### STORED DATA:
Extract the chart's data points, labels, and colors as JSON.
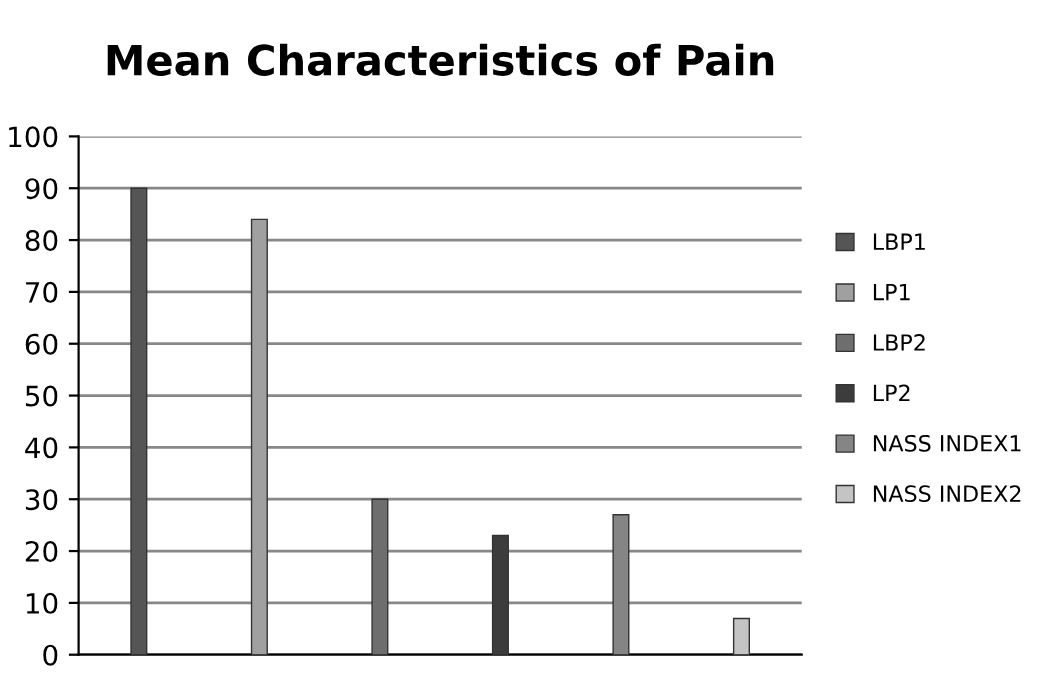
{
  "chart_data": {
    "type": "bar",
    "title": "Mean Characteristics of Pain",
    "categories": [
      null,
      null,
      null,
      null,
      null,
      null
    ],
    "series": [
      {
        "name": "LBP1",
        "color": "#555555",
        "values": [
          90,
          null,
          null,
          null,
          null,
          null
        ]
      },
      {
        "name": "LP1",
        "color": "#a0a0a0",
        "values": [
          null,
          84,
          null,
          null,
          null,
          null
        ]
      },
      {
        "name": "LBP2",
        "color": "#6e6e6e",
        "values": [
          null,
          null,
          30,
          null,
          null,
          null
        ]
      },
      {
        "name": "LP2",
        "color": "#3c3c3c",
        "values": [
          null,
          null,
          null,
          23,
          null,
          null
        ]
      },
      {
        "name": "NASS INDEX1",
        "color": "#858585",
        "values": [
          null,
          null,
          null,
          null,
          27,
          null
        ]
      },
      {
        "name": "NASS INDEX2",
        "color": "#c4c4c4",
        "values": [
          null,
          null,
          null,
          null,
          null,
          7
        ]
      }
    ],
    "ylim": [
      0,
      100
    ],
    "yticks": [
      0,
      10,
      20,
      30,
      40,
      50,
      60,
      70,
      80,
      90,
      100
    ],
    "grid": "y",
    "legend": "right"
  }
}
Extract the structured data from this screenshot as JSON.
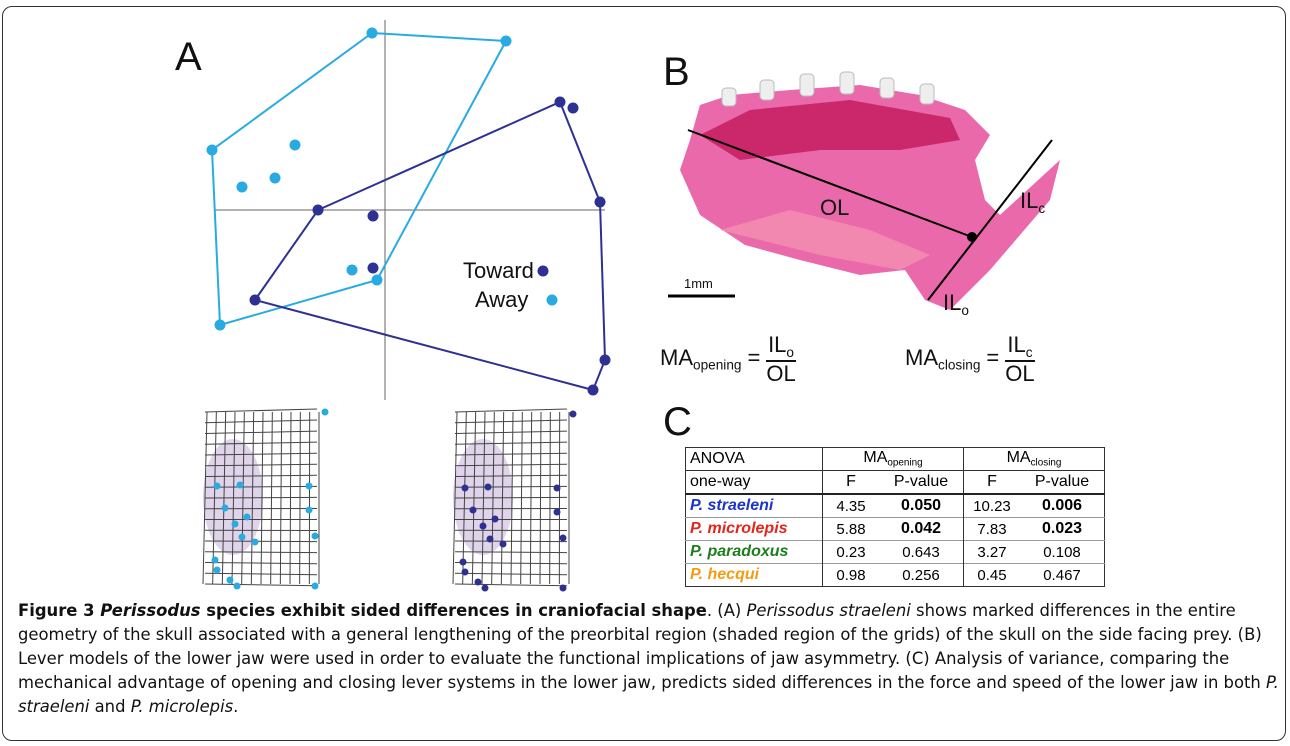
{
  "panel_a": {
    "label": "A",
    "legend": [
      {
        "name": "Toward",
        "color": "#2e3192"
      },
      {
        "name": "Away",
        "color": "#29abe2"
      }
    ]
  },
  "panel_b": {
    "label": "B",
    "lever_labels": {
      "ol": "OL",
      "il_c": {
        "main": "IL",
        "sub": "c"
      },
      "il_o": {
        "main": "IL",
        "sub": "o"
      }
    },
    "scale_bar": "1mm",
    "formulas": [
      {
        "lhs": {
          "main": "MA",
          "sub": "opening"
        },
        "eq": "=",
        "num": {
          "main": "IL",
          "sub": "o"
        },
        "den": "OL"
      },
      {
        "lhs": {
          "main": "MA",
          "sub": "closing"
        },
        "eq": "=",
        "num": {
          "main": "IL",
          "sub": "c"
        },
        "den": "OL"
      }
    ]
  },
  "panel_c": {
    "label": "C",
    "table": {
      "header": [
        [
          "ANOVA",
          {
            "main": "MA",
            "sub": "opening"
          },
          {
            "main": "MA",
            "sub": "closing"
          }
        ],
        [
          "one-way",
          "F",
          "P-value",
          "F",
          "P-value"
        ]
      ],
      "rows": [
        {
          "species": "P. straeleni",
          "color": "#1c35c9",
          "cells": [
            "4.35",
            "0.050",
            "10.23",
            "0.006"
          ],
          "bold": [
            false,
            true,
            false,
            true
          ]
        },
        {
          "species": "P. microlepis",
          "color": "#e3261b",
          "cells": [
            "5.88",
            "0.042",
            "7.83",
            "0.023"
          ],
          "bold": [
            false,
            true,
            false,
            true
          ]
        },
        {
          "species": "P. paradoxus",
          "color": "#1e7d1e",
          "cells": [
            "0.23",
            "0.643",
            "3.27",
            "0.108"
          ],
          "bold": [
            false,
            false,
            false,
            false
          ]
        },
        {
          "species": "P. hecqui",
          "color": "#f39c12",
          "cells": [
            "0.98",
            "0.256",
            "0.45",
            "0.467"
          ],
          "bold": [
            false,
            false,
            false,
            false
          ]
        }
      ]
    }
  },
  "caption": [
    {
      "text": "Figure 3 ",
      "style": "bold"
    },
    {
      "text": "Perissodus",
      "style": "bold-italic"
    },
    {
      "text": " species exhibit sided differences in craniofacial shape",
      "style": "bold"
    },
    {
      "text": ". (A) ",
      "style": "normal"
    },
    {
      "text": "Perissodus straeleni",
      "style": "italic"
    },
    {
      "text": " shows marked differences in the entire geometry of the skull associated with a general lengthening of the preorbital region (shaded region of the grids) of the skull on the side facing prey. (B) Lever models of the lower jaw were used in order to evaluate the functional implications of jaw asymmetry. (C) Analysis of variance, comparing the mechanical advantage of opening and closing lever systems in the lower jaw, predicts sided differences in the force and speed of the lower jaw in both ",
      "style": "normal"
    },
    {
      "text": "P. straeleni",
      "style": "italic"
    },
    {
      "text": " and ",
      "style": "normal"
    },
    {
      "text": "P. microlepis",
      "style": "italic"
    },
    {
      "text": ".",
      "style": "normal"
    }
  ]
}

### YOUR TASK:
Reproduce each record above by retyping it exactly; omit all images.

### RESULT OF THE EXERCISE:
Extract the chart's data points, labels, and colors as JSON.
{
  "chart_data": {
    "type": "bar",
    "title": "Mean Characteristics of Pain",
    "categories": [
      null,
      null,
      null,
      null,
      null,
      null
    ],
    "series": [
      {
        "name": "LBP1",
        "color": "#555555",
        "values": [
          90,
          null,
          null,
          null,
          null,
          null
        ]
      },
      {
        "name": "LP1",
        "color": "#a0a0a0",
        "values": [
          null,
          84,
          null,
          null,
          null,
          null
        ]
      },
      {
        "name": "LBP2",
        "color": "#6e6e6e",
        "values": [
          null,
          null,
          30,
          null,
          null,
          null
        ]
      },
      {
        "name": "LP2",
        "color": "#3c3c3c",
        "values": [
          null,
          null,
          null,
          23,
          null,
          null
        ]
      },
      {
        "name": "NASS INDEX1",
        "color": "#858585",
        "values": [
          null,
          null,
          null,
          null,
          27,
          null
        ]
      },
      {
        "name": "NASS INDEX2",
        "color": "#c4c4c4",
        "values": [
          null,
          null,
          null,
          null,
          null,
          7
        ]
      }
    ],
    "ylim": [
      0,
      100
    ],
    "yticks": [
      0,
      10,
      20,
      30,
      40,
      50,
      60,
      70,
      80,
      90,
      100
    ],
    "grid": "y",
    "legend": "right"
  }
}
Extract the structured data from this screenshot as JSON.
{
  "panel_a": {
    "label": "A",
    "legend": [
      {
        "name": "Toward",
        "color": "#2e3192"
      },
      {
        "name": "Away",
        "color": "#29abe2"
      }
    ]
  },
  "panel_b": {
    "label": "B",
    "lever_labels": {
      "ol": "OL",
      "il_c": {
        "main": "IL",
        "sub": "c"
      },
      "il_o": {
        "main": "IL",
        "sub": "o"
      }
    },
    "scale_bar": "1mm",
    "formulas": [
      {
        "lhs": {
          "main": "MA",
          "sub": "opening"
        },
        "eq": "=",
        "num": {
          "main": "IL",
          "sub": "o"
        },
        "den": "OL"
      },
      {
        "lhs": {
          "main": "MA",
          "sub": "closing"
        },
        "eq": "=",
        "num": {
          "main": "IL",
          "sub": "c"
        },
        "den": "OL"
      }
    ]
  },
  "panel_c": {
    "label": "C",
    "table": {
      "header": [
        [
          "ANOVA",
          {
            "main": "MA",
            "sub": "opening"
          },
          {
            "main": "MA",
            "sub": "closing"
          }
        ],
        [
          "one-way",
          "F",
          "P-value",
          "F",
          "P-value"
        ]
      ],
      "rows": [
        {
          "species": "P. straeleni",
          "color": "#1c35c9",
          "cells": [
            "4.35",
            "0.050",
            "10.23",
            "0.006"
          ],
          "bold": [
            false,
            true,
            false,
            true
          ]
        },
        {
          "species": "P. microlepis",
          "color": "#e3261b",
          "cells": [
            "5.88",
            "0.042",
            "7.83",
            "0.023"
          ],
          "bold": [
            false,
            true,
            false,
            true
          ]
        },
        {
          "species": "P. paradoxus",
          "color": "#1e7d1e",
          "cells": [
            "0.23",
            "0.643",
            "3.27",
            "0.108"
          ],
          "bold": [
            false,
            false,
            false,
            false
          ]
        },
        {
          "species": "P. hecqui",
          "color": "#f39c12",
          "cells": [
            "0.98",
            "0.256",
            "0.45",
            "0.467"
          ],
          "bold": [
            false,
            false,
            false,
            false
          ]
        }
      ]
    }
  },
  "caption": [
    {
      "text": "Figure 3 ",
      "style": "bold"
    },
    {
      "text": "Perissodus",
      "style": "bold-italic"
    },
    {
      "text": " species exhibit sided differences in craniofacial shape",
      "style": "bold"
    },
    {
      "text": ". (A) ",
      "style": "normal"
    },
    {
      "text": "Perissodus straeleni",
      "style": "italic"
    },
    {
      "text": " shows marked differences in the entire geometry of the skull associated with a general lengthening of the preorbital region (shaded region of the grids) of the skull on the side facing prey. (B) Lever models of the lower jaw were used in order to evaluate the functional implications of jaw asymmetry. (C) Analysis of variance, comparing the mechanical advantage of opening and closing lever systems in the lower jaw, predicts sided differences in the force and speed of the lower jaw in both ",
      "style": "normal"
    },
    {
      "text": "P. straeleni",
      "style": "italic"
    },
    {
      "text": " and ",
      "style": "normal"
    },
    {
      "text": "P. microlepis",
      "style": "italic"
    },
    {
      "text": ".",
      "style": "normal"
    }
  ]
}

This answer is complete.